# Start of Information shown

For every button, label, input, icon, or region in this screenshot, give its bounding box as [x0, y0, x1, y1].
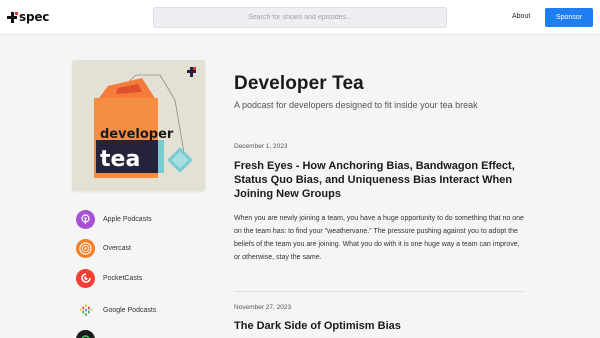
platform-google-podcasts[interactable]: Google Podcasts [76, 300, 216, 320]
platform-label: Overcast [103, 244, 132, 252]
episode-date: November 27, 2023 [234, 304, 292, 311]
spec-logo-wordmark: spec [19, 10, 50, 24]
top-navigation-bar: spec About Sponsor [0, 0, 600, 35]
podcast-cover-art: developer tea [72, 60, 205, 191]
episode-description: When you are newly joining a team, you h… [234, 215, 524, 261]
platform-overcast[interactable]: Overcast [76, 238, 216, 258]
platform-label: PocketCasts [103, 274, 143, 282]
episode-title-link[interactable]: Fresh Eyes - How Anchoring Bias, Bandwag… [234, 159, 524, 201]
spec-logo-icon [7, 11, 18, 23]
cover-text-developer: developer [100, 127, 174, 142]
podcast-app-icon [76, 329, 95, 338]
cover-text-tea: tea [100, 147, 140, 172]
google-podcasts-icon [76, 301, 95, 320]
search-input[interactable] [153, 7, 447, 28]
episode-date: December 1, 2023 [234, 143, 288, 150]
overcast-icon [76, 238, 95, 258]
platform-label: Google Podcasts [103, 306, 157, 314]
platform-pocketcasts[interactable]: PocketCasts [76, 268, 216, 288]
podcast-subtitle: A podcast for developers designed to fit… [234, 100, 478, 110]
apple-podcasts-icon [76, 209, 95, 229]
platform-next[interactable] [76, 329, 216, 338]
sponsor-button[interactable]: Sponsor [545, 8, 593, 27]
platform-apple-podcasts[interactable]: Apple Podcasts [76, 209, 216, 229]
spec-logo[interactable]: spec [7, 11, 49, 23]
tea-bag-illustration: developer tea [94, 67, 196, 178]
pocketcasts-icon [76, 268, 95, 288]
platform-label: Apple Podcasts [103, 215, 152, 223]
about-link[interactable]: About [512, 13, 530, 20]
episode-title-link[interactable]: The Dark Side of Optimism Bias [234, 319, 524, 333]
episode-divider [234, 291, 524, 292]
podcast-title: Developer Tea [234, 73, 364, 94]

# End of Information shown

What is expected: Swap "Optimism" for "Pessimism" throughout all the entries above, keeping everything else unchanged. Omit the pictures from your answer.

Final result:
For every button, label, input, icon, or region in this screenshot, give its bounding box as [x0, y0, x1, y1].
platform-google-podcasts[interactable]: Google Podcasts [76, 300, 216, 320]
platform-label: Overcast [103, 244, 132, 252]
episode-date: November 27, 2023 [234, 304, 292, 311]
spec-logo-wordmark: spec [19, 10, 50, 24]
top-navigation-bar: spec About Sponsor [0, 0, 600, 35]
podcast-cover-art: developer tea [72, 60, 205, 191]
episode-description: When you are newly joining a team, you h… [234, 215, 524, 261]
platform-overcast[interactable]: Overcast [76, 238, 216, 258]
platform-label: PocketCasts [103, 274, 143, 282]
episode-title-link[interactable]: Fresh Eyes - How Anchoring Bias, Bandwag… [234, 159, 524, 201]
spec-logo-icon [7, 11, 18, 23]
cover-text-developer: developer [100, 127, 174, 142]
podcast-app-icon [76, 329, 95, 338]
cover-text-tea: tea [100, 147, 140, 172]
google-podcasts-icon [76, 301, 95, 320]
search-input[interactable] [153, 7, 447, 28]
episode-date: December 1, 2023 [234, 143, 288, 150]
overcast-icon [76, 238, 95, 258]
platform-label: Google Podcasts [103, 306, 157, 314]
platform-pocketcasts[interactable]: PocketCasts [76, 268, 216, 288]
podcast-subtitle: A podcast for developers designed to fit… [234, 100, 478, 110]
apple-podcasts-icon [76, 209, 95, 229]
platform-next[interactable] [76, 329, 216, 338]
sponsor-button[interactable]: Sponsor [545, 8, 593, 27]
platform-apple-podcasts[interactable]: Apple Podcasts [76, 209, 216, 229]
spec-logo[interactable]: spec [7, 11, 49, 23]
tea-bag-illustration: developer tea [94, 67, 196, 178]
pocketcasts-icon [76, 268, 95, 288]
platform-label: Apple Podcasts [103, 215, 152, 223]
about-link[interactable]: About [512, 13, 530, 20]
episode-title-link[interactable]: The Dark Side of Pessimism Bias [234, 319, 524, 333]
episode-divider [234, 291, 524, 292]
podcast-title: Developer Tea [234, 73, 364, 94]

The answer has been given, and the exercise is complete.